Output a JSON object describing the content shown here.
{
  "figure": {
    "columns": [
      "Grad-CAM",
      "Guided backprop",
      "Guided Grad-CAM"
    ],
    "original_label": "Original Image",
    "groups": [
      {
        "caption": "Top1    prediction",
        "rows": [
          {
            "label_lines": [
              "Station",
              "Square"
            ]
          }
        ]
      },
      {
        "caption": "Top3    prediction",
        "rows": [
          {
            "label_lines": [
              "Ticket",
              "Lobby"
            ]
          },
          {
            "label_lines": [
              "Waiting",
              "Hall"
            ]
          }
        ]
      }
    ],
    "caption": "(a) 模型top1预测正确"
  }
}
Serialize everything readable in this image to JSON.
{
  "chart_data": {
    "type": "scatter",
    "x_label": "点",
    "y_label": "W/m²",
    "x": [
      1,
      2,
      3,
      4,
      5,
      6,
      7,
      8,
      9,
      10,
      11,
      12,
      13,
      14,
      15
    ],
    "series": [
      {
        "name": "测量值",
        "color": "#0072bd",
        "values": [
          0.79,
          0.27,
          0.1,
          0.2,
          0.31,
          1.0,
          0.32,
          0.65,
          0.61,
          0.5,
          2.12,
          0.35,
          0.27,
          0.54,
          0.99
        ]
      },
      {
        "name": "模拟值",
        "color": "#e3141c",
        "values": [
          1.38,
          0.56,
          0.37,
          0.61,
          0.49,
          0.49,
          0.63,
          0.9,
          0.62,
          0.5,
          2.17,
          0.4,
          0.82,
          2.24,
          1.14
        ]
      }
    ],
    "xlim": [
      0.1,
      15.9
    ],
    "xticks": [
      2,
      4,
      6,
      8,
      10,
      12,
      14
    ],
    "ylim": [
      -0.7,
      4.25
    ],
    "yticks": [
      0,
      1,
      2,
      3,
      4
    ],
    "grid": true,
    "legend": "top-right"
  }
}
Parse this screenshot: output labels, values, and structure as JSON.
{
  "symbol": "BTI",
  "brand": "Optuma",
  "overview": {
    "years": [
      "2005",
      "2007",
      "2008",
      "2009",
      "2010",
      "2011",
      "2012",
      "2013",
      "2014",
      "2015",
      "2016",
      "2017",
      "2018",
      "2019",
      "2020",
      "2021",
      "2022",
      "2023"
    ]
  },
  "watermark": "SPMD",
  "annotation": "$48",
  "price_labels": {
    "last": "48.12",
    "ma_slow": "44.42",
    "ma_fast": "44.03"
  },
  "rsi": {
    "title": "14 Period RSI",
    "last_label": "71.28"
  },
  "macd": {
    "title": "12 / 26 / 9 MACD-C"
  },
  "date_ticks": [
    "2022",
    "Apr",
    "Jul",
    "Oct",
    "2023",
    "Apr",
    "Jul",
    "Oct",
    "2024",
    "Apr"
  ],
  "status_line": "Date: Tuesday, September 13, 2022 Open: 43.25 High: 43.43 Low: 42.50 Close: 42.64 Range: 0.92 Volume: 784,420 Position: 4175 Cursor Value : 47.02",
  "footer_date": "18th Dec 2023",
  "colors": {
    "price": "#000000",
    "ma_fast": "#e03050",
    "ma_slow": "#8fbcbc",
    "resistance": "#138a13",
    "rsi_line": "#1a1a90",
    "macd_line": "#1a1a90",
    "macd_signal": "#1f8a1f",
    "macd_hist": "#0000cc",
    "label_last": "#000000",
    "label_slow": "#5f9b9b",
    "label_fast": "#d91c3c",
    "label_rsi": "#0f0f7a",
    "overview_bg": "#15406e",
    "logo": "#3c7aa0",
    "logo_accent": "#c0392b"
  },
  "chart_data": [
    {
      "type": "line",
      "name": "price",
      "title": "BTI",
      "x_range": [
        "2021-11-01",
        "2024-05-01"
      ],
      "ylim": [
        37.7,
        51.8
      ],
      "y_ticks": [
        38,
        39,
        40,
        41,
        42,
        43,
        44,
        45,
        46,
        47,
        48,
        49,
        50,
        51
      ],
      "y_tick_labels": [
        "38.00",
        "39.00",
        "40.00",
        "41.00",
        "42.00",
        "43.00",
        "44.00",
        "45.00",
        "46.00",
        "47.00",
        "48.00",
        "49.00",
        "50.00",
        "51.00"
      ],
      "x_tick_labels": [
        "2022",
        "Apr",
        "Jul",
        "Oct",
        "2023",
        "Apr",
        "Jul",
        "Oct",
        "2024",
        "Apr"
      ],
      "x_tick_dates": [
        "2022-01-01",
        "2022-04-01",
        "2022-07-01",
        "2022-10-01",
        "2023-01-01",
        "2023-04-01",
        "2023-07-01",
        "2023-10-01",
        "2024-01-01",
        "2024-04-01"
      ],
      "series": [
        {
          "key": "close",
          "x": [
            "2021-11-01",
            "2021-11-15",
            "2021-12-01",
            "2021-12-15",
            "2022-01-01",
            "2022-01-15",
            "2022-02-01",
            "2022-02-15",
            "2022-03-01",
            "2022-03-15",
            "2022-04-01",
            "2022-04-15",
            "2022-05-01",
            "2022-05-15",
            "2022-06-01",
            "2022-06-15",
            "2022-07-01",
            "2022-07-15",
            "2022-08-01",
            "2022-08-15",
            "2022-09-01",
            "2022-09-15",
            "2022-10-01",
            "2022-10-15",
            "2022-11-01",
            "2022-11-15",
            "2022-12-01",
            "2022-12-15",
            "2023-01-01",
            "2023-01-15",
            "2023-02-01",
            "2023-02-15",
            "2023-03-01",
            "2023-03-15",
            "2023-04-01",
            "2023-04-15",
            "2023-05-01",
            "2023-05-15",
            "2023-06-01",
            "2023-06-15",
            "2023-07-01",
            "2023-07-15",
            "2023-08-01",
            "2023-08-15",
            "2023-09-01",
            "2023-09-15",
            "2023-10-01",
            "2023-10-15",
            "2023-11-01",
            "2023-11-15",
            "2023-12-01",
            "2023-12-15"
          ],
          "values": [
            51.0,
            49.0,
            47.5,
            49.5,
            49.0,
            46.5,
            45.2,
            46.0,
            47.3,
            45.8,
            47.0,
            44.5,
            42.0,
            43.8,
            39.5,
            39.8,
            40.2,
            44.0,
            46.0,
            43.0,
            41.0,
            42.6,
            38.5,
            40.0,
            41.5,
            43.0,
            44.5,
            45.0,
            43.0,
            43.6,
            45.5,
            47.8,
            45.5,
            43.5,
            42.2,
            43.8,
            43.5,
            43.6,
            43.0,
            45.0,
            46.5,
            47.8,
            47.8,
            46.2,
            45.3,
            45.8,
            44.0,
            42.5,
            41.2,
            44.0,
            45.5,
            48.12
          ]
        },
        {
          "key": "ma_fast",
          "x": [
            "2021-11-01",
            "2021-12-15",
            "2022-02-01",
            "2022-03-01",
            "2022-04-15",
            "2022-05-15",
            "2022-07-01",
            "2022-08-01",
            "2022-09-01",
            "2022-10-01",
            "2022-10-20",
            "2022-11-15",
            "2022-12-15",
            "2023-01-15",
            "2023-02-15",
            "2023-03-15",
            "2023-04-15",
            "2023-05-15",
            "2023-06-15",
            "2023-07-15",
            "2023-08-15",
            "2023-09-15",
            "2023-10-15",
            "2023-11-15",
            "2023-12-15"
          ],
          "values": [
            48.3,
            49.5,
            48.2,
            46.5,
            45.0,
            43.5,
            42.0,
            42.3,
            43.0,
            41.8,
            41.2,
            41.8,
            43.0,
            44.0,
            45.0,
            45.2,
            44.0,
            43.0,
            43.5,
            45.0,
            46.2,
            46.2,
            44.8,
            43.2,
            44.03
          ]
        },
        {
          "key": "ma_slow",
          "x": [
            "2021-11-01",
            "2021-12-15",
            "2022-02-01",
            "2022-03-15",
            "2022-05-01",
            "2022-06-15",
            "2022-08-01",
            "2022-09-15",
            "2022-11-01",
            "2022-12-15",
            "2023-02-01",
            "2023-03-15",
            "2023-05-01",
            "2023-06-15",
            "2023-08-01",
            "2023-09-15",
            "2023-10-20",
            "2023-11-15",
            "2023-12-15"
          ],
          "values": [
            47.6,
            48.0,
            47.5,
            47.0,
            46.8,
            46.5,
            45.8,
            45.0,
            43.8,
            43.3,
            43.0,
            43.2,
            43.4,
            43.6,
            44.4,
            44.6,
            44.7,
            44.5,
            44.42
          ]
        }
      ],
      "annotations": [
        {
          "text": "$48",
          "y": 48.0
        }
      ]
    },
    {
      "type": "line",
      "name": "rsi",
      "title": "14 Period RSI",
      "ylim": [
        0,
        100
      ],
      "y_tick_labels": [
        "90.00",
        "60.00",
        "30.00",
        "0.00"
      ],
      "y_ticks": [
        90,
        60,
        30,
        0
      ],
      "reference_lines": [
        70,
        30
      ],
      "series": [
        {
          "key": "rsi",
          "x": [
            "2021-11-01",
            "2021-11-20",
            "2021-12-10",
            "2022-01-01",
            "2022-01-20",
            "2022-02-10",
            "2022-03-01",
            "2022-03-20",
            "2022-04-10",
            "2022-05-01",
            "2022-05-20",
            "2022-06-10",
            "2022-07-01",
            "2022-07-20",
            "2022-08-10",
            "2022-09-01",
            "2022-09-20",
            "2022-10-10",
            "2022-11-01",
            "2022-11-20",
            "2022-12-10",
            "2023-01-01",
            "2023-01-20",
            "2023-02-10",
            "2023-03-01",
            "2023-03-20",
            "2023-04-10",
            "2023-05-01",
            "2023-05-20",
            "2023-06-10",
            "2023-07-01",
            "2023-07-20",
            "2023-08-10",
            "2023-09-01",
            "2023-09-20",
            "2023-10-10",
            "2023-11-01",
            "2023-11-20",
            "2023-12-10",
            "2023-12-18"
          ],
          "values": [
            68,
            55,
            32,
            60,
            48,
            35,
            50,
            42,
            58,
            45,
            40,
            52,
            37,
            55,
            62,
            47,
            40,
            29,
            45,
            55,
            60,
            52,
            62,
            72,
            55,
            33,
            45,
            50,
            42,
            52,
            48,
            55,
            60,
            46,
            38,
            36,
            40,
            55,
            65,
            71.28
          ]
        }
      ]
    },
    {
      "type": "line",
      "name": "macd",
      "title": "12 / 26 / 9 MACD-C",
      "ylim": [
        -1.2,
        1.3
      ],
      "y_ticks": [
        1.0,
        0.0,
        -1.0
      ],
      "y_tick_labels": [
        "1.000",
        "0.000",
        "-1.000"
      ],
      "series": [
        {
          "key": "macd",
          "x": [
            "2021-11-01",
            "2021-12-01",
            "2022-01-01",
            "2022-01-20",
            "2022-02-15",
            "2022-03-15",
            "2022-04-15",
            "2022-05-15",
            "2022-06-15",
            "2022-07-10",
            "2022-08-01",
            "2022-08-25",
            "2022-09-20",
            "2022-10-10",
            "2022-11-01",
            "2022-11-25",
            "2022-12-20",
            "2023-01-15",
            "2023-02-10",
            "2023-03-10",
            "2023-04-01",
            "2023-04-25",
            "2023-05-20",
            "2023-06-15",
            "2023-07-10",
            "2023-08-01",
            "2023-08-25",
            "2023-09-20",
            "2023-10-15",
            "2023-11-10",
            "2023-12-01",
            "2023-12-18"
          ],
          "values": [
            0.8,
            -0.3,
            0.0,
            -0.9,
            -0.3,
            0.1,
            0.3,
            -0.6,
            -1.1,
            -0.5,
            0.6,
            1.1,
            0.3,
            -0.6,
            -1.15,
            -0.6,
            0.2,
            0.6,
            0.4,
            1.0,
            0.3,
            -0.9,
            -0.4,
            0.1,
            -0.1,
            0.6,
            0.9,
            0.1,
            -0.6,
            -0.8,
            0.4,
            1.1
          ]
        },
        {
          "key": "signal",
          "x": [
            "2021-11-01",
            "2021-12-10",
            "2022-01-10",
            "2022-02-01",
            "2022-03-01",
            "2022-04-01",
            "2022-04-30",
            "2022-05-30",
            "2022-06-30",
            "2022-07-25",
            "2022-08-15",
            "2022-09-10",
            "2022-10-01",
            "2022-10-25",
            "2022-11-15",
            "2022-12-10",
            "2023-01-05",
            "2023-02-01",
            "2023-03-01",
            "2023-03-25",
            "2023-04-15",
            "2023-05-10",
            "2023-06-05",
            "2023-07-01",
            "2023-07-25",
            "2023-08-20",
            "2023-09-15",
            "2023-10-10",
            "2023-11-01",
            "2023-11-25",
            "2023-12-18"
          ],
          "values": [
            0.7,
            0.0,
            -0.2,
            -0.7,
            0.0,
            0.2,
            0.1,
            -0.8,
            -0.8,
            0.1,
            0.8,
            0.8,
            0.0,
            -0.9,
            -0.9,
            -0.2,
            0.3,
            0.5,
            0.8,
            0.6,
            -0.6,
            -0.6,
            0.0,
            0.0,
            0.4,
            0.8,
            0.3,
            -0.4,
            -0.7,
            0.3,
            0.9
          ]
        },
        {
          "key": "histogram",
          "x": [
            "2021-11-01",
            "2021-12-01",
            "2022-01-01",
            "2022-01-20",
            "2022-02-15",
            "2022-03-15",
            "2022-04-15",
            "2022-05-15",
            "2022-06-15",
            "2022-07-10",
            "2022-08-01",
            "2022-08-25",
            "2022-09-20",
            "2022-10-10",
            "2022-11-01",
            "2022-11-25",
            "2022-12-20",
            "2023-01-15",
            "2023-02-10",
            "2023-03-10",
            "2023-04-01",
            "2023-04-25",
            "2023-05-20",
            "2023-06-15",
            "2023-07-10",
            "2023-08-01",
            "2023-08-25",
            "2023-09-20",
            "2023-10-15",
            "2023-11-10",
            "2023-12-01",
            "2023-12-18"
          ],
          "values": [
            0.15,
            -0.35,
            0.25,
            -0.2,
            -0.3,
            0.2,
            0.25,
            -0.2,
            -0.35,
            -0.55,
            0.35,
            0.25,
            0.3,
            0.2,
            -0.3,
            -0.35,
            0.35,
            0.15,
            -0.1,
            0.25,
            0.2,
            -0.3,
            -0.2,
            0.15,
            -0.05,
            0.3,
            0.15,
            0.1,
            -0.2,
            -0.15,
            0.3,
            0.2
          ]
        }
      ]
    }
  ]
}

» What is asked: In the entries above, identify every line with the string "JSON".

» Result:
Output a JSON object describing the content shown here.
Serialize everything readable in this image to JSON.
Parse this screenshot: output labels, values, and structure as JSON.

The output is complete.